**Stated goal:** Filter this data down to the lines that hold "house", and copy them.

**Data lines:**
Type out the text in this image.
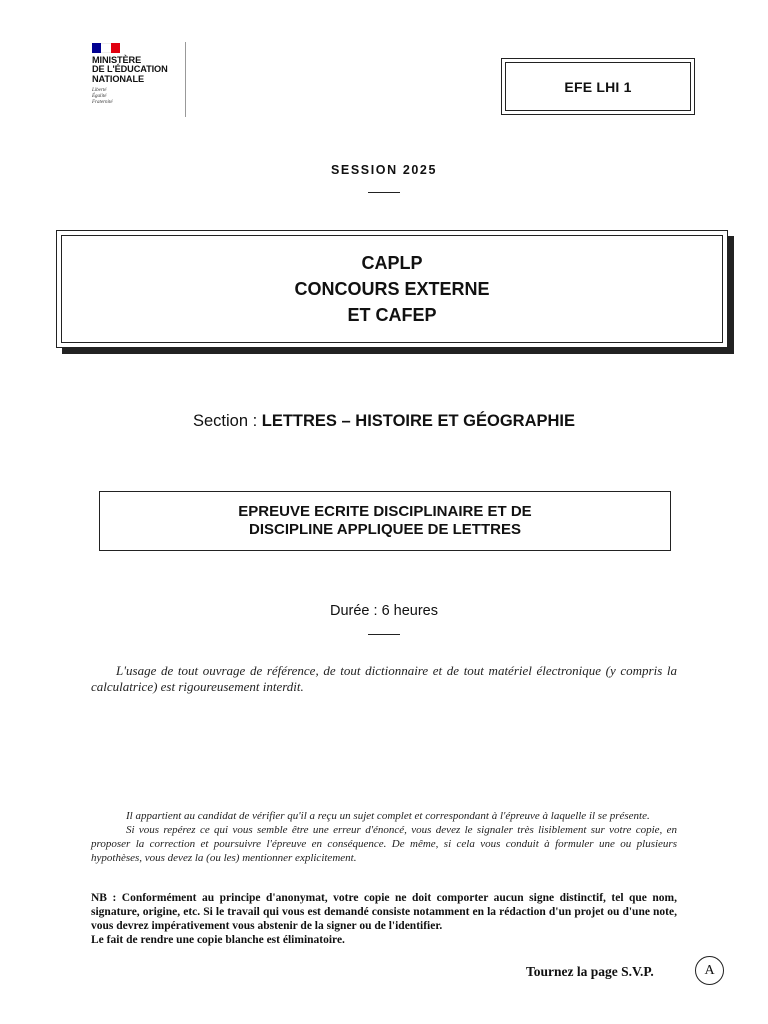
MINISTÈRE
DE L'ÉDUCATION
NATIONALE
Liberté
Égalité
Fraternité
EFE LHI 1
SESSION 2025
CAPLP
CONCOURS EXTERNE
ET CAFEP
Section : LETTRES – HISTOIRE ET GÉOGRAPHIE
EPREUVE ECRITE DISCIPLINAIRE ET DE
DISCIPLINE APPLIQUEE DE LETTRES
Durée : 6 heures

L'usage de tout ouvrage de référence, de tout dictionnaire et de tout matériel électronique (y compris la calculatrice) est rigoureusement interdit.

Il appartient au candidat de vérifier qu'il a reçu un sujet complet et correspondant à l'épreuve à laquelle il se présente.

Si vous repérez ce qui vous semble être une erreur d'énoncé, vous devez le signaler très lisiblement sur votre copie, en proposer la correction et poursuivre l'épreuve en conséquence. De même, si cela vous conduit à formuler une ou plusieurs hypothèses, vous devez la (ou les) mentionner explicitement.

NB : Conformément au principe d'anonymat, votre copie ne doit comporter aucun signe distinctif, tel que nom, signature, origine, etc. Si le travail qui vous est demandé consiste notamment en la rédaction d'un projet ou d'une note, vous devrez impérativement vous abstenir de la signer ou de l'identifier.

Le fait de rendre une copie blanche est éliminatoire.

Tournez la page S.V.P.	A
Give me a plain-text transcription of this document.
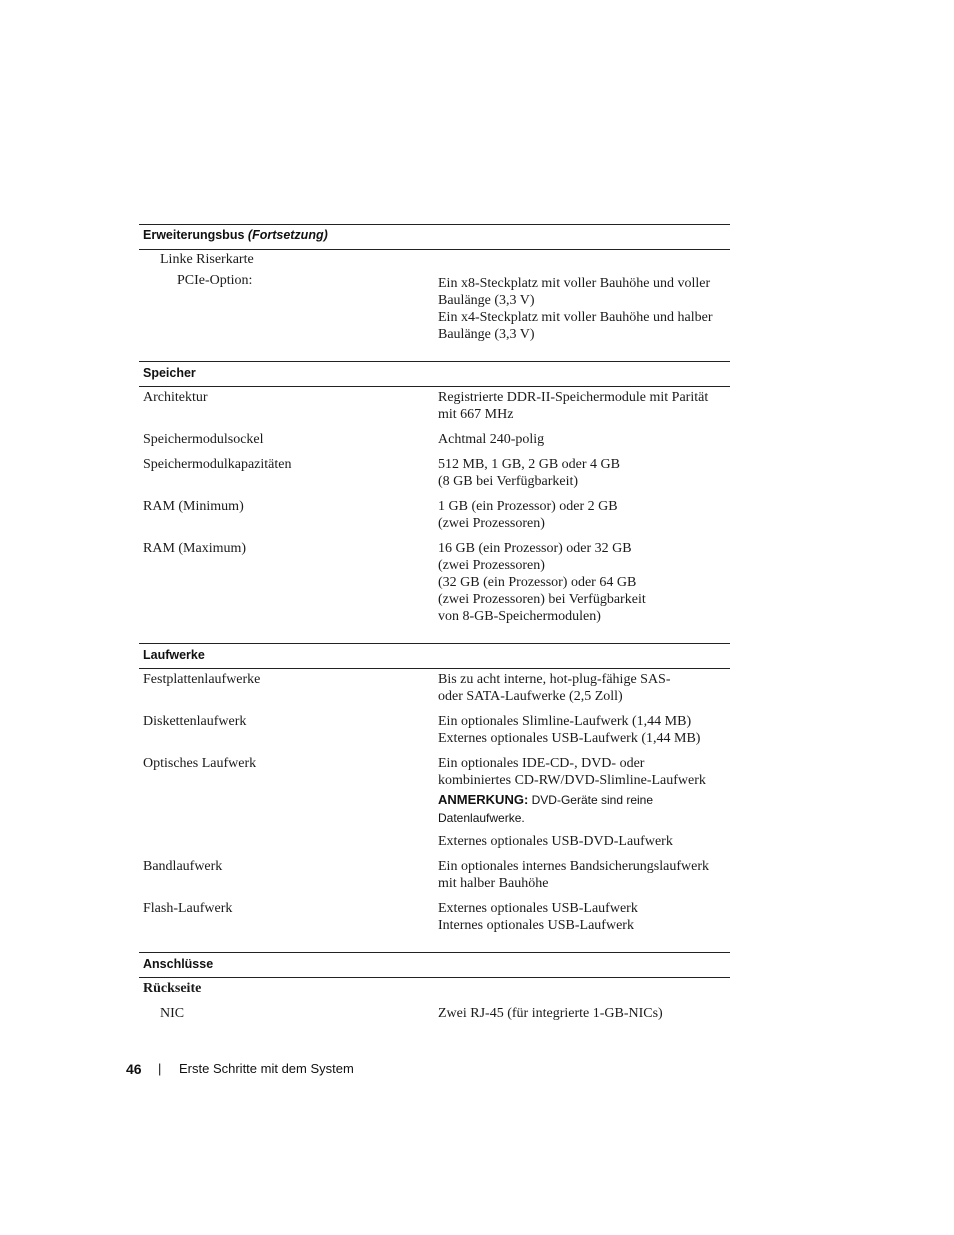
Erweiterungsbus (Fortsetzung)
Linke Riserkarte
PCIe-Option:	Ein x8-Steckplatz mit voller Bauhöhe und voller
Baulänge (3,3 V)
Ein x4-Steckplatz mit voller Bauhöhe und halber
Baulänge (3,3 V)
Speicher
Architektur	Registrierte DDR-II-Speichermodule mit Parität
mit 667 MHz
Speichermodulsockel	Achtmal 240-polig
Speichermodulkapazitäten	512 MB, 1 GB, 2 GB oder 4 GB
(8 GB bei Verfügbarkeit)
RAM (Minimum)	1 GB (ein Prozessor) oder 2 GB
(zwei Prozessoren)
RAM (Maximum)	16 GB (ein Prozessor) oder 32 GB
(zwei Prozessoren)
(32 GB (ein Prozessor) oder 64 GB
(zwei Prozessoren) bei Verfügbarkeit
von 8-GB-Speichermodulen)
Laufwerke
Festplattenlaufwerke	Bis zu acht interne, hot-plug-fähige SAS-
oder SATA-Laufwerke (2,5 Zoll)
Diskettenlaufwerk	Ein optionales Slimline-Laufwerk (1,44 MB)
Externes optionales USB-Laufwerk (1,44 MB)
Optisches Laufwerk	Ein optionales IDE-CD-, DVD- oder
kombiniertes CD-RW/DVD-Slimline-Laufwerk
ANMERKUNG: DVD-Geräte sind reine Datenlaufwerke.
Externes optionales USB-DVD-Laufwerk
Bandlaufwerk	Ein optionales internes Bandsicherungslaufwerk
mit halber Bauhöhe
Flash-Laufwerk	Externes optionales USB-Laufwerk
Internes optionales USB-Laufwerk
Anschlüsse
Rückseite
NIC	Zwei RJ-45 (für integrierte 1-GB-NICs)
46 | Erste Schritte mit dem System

==

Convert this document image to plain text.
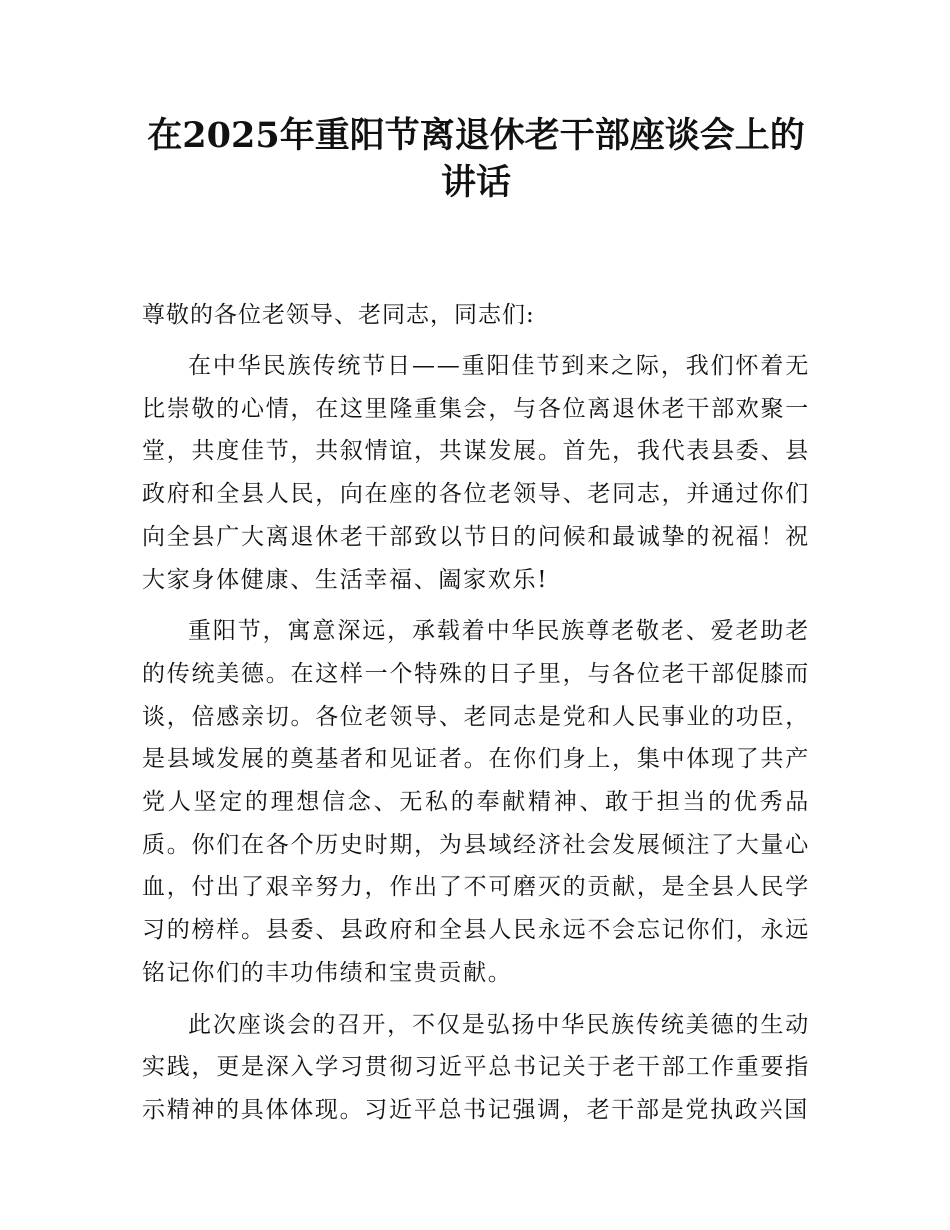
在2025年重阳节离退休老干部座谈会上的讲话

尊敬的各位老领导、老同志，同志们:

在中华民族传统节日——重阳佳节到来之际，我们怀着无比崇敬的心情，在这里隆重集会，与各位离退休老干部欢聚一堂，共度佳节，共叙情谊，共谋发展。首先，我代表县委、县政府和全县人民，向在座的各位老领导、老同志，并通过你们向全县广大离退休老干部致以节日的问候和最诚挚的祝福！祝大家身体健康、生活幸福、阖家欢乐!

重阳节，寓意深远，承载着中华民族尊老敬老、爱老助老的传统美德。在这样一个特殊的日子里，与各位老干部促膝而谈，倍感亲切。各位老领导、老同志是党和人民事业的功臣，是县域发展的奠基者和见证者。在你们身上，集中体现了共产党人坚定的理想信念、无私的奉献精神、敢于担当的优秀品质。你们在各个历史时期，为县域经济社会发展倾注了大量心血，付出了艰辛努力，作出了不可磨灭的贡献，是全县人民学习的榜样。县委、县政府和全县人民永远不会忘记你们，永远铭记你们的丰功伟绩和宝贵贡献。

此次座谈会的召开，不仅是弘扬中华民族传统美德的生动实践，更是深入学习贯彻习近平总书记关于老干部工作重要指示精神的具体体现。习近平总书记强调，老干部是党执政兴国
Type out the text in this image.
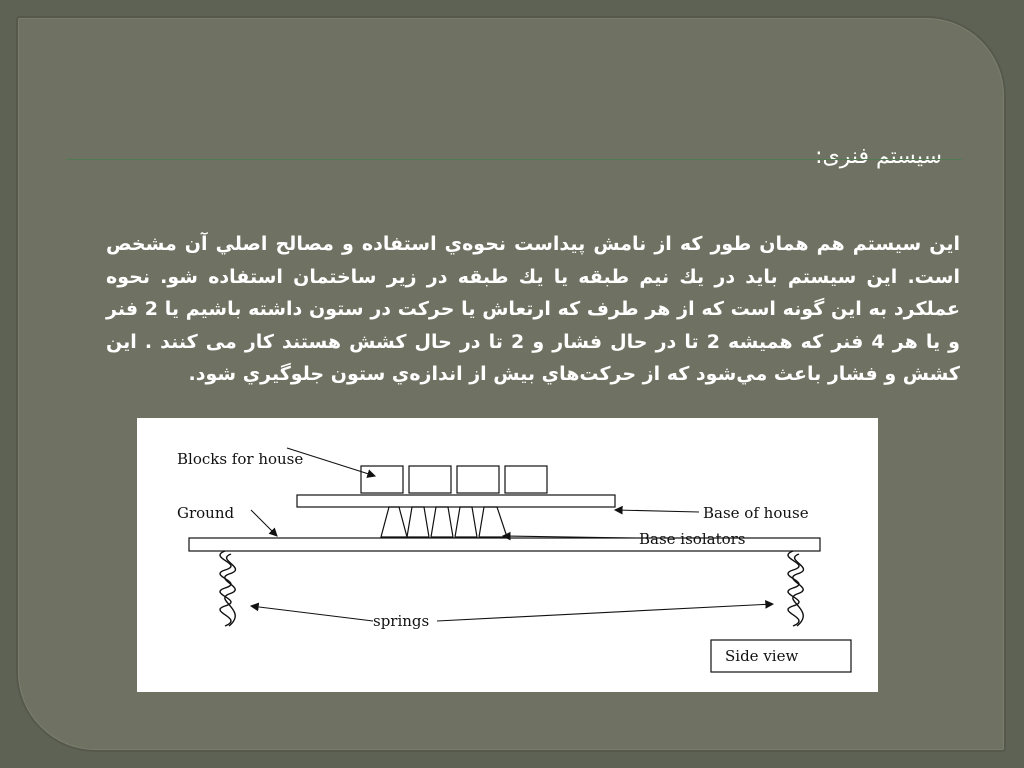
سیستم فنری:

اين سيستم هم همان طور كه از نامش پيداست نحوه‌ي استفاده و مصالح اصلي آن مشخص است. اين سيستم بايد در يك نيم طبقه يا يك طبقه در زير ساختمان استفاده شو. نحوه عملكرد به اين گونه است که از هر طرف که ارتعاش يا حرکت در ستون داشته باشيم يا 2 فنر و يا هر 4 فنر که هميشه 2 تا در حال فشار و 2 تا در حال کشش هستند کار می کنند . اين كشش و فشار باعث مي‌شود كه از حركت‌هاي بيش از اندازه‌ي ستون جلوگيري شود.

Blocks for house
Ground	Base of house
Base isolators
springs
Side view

...

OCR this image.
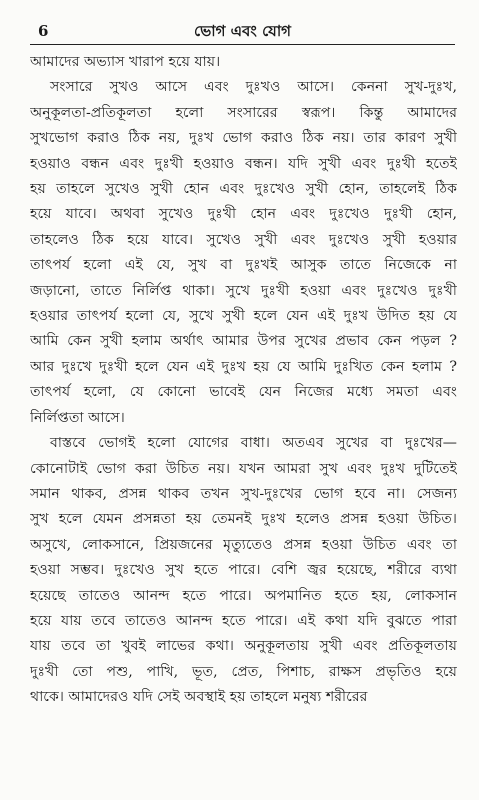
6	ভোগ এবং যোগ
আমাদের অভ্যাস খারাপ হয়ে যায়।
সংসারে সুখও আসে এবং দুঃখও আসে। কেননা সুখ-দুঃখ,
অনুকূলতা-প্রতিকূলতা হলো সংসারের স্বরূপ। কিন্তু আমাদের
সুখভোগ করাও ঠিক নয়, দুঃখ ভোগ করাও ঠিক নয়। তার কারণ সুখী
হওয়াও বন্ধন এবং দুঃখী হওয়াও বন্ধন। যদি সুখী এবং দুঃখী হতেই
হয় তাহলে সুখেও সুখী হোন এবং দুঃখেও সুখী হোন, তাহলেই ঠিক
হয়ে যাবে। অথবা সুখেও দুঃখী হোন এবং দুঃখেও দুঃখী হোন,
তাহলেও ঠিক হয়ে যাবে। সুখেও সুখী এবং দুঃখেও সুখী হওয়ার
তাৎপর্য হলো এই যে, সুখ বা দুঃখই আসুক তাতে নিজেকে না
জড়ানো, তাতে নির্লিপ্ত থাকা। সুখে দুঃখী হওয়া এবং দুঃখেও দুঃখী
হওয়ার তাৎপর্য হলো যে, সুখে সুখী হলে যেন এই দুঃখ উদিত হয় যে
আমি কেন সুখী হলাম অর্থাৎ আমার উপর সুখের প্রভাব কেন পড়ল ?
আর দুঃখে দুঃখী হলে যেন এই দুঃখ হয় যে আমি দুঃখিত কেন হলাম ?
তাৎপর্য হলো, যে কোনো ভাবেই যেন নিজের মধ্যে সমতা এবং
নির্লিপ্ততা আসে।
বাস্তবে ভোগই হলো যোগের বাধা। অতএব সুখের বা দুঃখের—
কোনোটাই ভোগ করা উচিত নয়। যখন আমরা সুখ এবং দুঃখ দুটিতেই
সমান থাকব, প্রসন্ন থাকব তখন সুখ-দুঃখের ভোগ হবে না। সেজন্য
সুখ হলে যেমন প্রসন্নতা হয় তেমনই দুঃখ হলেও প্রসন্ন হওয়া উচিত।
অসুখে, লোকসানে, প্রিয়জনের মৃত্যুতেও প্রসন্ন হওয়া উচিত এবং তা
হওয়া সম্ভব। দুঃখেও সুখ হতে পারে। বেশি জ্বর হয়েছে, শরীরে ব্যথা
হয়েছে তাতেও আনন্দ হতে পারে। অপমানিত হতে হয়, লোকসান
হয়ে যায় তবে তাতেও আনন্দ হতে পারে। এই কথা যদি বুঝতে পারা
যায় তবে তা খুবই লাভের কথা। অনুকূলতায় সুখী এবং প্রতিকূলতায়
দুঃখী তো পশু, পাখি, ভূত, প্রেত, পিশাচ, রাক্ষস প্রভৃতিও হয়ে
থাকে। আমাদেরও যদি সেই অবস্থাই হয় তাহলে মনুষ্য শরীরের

**Answer to this problem:**
Blocks for house
Ground	Base of house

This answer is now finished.